The request —
Answer with nothing but a number: how many lines include the word "What"?

___ Material provided

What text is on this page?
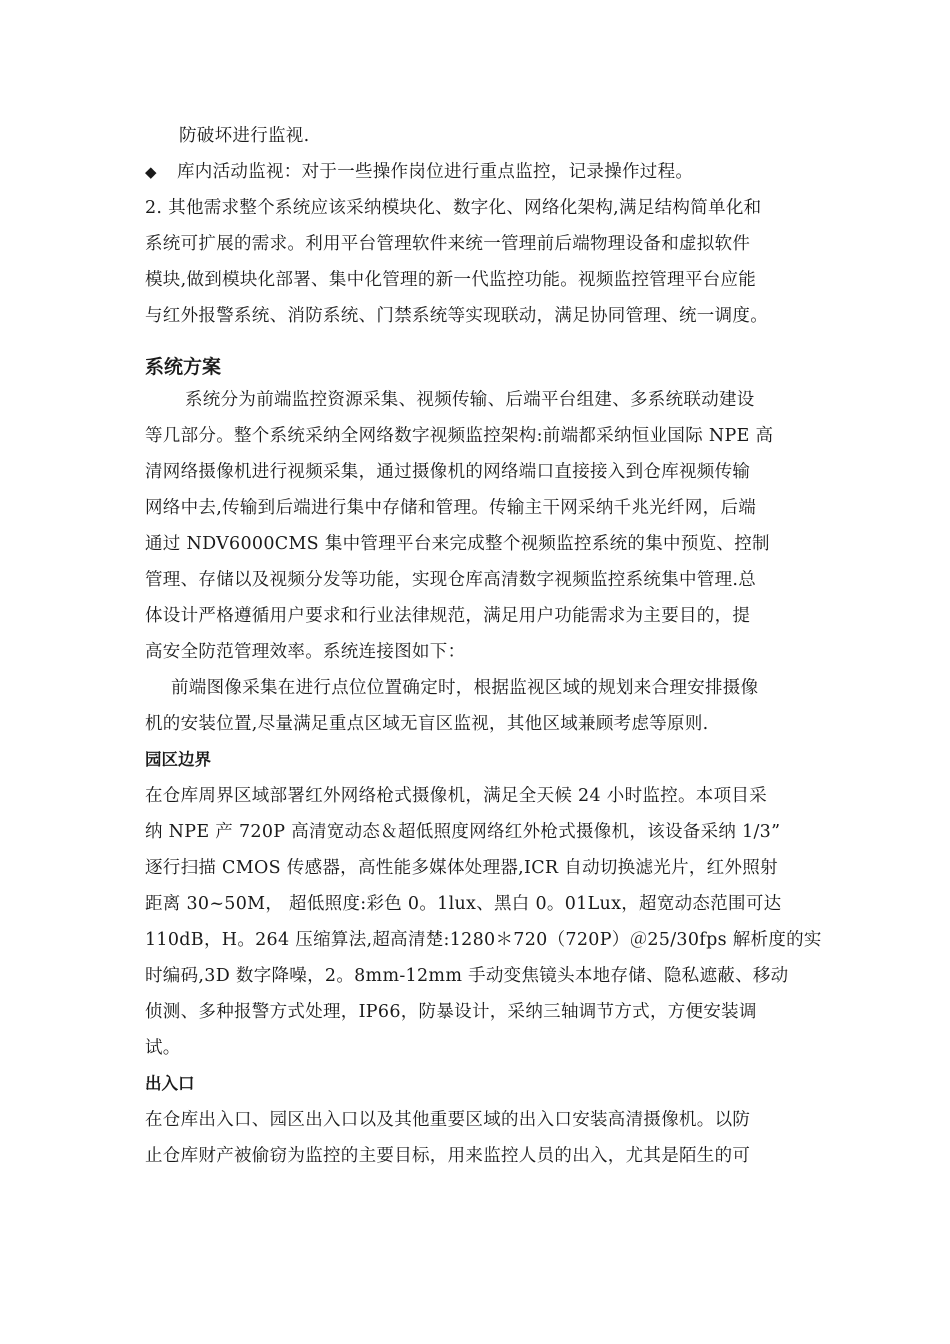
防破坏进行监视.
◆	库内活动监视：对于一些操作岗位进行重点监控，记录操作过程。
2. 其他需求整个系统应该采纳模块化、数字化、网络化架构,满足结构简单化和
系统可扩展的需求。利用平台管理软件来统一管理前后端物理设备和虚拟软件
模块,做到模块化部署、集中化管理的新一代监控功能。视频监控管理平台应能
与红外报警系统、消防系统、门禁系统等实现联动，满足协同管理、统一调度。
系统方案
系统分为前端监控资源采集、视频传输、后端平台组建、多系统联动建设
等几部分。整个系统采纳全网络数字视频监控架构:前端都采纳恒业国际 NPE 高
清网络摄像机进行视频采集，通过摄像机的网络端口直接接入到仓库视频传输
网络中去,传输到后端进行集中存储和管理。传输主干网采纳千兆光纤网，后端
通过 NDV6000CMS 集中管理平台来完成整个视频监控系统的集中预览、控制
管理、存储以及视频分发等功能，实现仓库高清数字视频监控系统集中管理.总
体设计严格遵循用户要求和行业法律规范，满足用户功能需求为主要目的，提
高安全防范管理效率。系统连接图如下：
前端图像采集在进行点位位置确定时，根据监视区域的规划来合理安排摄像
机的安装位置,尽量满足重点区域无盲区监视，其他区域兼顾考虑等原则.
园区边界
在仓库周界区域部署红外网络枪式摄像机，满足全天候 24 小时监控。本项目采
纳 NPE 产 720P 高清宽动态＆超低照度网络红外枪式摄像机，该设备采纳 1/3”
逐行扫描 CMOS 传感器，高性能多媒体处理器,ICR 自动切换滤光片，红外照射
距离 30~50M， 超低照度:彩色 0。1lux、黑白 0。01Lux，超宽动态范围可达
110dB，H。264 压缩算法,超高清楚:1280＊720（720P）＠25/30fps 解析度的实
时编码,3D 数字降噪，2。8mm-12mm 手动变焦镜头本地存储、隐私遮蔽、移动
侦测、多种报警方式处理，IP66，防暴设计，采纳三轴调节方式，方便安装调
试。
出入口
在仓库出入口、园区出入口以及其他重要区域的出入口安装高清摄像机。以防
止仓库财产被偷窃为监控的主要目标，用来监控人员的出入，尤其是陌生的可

______
___ Material provided

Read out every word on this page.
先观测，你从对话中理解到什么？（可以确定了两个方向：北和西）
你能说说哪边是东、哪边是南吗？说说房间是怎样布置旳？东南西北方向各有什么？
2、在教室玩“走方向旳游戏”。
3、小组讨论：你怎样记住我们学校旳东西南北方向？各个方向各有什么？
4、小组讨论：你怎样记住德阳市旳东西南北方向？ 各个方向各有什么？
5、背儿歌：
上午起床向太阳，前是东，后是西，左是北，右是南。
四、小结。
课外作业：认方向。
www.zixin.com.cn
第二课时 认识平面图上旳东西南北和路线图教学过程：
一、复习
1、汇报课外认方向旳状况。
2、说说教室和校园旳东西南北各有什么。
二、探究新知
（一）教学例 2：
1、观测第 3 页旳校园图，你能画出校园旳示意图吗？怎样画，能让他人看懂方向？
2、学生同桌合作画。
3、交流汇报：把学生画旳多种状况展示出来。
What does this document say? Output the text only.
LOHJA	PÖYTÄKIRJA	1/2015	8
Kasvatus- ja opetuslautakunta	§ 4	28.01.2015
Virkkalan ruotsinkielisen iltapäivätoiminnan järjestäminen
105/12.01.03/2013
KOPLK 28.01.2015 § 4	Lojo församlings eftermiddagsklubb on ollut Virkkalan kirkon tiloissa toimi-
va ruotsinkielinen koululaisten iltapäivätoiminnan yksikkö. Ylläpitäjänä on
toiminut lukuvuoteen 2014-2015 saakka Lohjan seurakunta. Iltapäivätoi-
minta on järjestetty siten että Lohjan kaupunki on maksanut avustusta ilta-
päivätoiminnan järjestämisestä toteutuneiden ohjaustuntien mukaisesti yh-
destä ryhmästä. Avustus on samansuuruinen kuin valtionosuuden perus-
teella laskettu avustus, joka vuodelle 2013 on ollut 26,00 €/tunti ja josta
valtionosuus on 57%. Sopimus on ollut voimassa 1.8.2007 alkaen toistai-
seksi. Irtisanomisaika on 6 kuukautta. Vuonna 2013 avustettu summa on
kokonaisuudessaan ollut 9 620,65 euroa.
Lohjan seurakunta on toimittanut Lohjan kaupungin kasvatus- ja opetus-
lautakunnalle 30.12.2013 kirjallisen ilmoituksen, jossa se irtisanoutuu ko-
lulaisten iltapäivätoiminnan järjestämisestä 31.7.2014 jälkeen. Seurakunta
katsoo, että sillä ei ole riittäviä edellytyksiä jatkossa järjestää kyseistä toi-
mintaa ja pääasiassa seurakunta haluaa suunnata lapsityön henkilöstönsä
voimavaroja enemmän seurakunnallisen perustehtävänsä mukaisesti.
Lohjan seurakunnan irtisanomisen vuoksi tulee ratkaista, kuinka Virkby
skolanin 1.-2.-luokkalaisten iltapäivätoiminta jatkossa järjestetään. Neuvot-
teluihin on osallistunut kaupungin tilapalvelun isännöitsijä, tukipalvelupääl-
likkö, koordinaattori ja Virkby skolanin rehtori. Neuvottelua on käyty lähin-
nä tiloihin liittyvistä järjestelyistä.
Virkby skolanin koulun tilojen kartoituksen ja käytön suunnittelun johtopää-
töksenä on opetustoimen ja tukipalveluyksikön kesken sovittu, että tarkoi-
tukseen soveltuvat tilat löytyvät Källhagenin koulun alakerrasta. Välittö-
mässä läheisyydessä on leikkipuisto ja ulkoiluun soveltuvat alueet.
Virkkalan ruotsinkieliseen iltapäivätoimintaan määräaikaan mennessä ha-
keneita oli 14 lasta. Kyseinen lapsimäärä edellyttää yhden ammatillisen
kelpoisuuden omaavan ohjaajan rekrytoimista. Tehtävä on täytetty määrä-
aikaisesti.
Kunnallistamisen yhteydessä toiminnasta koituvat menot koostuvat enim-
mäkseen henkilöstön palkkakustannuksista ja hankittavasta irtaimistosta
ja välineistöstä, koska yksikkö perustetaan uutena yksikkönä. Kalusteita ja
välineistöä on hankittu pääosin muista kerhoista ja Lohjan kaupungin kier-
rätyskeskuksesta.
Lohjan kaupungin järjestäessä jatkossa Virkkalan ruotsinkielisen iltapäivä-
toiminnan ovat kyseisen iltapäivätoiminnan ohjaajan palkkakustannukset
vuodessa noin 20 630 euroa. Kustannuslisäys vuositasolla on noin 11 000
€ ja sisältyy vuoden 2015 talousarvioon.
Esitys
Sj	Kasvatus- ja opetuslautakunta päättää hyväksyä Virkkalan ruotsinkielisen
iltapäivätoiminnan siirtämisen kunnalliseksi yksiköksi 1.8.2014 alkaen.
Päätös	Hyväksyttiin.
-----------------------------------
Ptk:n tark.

______
___ Material provided

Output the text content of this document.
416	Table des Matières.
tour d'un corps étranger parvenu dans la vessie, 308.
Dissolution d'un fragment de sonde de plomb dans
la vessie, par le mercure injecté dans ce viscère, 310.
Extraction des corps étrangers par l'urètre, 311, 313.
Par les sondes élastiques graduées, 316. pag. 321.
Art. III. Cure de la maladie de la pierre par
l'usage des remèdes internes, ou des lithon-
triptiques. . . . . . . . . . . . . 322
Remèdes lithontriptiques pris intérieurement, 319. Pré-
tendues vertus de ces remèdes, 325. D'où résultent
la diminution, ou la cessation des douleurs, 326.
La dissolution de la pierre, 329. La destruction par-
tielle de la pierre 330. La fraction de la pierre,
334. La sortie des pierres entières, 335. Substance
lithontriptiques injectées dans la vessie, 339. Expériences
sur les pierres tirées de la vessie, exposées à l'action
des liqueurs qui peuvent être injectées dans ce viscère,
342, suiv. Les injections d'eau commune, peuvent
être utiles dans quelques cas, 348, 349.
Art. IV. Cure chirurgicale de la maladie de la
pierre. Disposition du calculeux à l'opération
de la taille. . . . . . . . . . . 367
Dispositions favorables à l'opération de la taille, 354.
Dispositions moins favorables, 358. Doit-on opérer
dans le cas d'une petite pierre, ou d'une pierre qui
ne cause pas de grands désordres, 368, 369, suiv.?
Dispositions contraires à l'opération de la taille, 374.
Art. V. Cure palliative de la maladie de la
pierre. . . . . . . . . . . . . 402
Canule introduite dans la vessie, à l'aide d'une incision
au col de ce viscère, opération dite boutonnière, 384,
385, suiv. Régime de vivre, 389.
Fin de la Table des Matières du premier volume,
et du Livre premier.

______

Answer to this problem —
2